====== Exercise input ======
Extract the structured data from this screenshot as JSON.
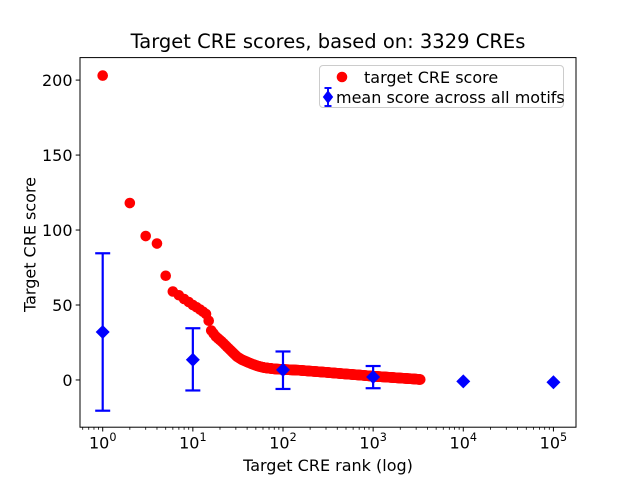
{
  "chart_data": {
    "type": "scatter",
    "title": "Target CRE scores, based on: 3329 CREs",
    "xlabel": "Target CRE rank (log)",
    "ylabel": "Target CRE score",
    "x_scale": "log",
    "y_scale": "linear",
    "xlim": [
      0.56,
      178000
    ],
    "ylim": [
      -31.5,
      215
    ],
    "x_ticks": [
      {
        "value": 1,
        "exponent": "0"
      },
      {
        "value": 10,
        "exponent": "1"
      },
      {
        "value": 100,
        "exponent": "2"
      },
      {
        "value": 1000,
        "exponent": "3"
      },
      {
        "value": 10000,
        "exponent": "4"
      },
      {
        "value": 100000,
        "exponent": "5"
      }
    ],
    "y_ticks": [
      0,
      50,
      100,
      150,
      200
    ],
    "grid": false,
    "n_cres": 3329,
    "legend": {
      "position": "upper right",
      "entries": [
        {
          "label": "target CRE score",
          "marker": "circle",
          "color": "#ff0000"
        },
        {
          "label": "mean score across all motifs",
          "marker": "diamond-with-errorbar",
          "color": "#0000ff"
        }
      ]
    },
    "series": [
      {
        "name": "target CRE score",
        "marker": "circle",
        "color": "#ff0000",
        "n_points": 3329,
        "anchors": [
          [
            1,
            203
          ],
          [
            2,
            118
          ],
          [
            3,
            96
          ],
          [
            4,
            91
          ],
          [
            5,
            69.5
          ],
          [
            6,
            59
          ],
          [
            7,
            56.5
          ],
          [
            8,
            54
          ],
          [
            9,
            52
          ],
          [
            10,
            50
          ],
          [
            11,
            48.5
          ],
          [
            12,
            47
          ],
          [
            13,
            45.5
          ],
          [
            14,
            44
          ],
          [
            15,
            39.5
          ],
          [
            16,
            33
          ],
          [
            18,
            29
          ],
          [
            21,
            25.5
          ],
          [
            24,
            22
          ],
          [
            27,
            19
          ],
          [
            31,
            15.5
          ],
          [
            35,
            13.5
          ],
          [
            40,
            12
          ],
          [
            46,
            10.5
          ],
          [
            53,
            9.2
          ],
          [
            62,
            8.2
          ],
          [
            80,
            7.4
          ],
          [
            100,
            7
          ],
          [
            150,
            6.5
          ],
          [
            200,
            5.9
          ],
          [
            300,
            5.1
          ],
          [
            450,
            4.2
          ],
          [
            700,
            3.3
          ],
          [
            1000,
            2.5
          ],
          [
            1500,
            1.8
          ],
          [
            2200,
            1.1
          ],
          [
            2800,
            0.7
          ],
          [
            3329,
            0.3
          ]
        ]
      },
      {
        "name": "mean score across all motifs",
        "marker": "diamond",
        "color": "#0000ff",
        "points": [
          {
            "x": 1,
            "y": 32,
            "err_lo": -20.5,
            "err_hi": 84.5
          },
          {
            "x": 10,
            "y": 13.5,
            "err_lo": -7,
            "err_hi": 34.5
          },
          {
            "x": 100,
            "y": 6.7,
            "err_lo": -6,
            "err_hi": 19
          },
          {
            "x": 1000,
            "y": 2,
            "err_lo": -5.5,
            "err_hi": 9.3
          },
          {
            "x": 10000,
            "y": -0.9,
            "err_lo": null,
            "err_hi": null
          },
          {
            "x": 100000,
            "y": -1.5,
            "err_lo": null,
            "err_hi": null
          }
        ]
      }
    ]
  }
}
======
====== Exercise input ======
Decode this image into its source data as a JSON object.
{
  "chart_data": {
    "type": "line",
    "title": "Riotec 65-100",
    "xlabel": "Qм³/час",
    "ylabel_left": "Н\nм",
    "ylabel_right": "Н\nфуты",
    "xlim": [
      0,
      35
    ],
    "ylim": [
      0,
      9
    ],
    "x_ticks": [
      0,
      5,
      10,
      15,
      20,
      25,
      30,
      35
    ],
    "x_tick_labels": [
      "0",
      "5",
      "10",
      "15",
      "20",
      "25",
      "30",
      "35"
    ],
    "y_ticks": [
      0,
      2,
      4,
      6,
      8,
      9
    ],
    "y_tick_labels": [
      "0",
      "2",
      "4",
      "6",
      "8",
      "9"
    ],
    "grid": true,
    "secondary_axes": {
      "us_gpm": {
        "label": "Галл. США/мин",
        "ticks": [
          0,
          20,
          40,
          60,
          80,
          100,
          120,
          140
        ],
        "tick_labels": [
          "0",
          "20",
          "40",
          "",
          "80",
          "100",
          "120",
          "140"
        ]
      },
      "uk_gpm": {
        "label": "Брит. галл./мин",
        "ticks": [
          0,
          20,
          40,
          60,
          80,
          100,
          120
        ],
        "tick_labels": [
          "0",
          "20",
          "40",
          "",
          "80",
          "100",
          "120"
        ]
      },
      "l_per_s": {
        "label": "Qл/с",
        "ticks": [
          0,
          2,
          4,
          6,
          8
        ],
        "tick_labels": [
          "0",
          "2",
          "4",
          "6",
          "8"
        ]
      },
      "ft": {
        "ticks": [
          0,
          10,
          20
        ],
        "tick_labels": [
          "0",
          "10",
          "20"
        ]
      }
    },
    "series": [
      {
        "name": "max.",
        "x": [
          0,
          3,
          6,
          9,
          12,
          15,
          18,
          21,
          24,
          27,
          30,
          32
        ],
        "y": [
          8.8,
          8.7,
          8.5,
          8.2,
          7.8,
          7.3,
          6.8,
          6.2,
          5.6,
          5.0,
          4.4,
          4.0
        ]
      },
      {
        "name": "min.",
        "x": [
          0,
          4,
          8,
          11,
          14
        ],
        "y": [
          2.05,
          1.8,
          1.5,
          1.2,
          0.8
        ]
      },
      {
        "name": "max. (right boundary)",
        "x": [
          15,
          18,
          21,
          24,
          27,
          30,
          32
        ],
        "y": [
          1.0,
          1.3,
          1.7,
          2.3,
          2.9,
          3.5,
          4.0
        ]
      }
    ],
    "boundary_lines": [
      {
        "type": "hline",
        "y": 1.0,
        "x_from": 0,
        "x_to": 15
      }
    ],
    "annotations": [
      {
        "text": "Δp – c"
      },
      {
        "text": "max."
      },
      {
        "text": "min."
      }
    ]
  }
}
======
§ Given instruction: Your task is to pick out every line with the string "this" and copy it.

§ Task answer:
Extract the structured data from this screenshot as JSON.
Decode this image into its source data as a JSON object.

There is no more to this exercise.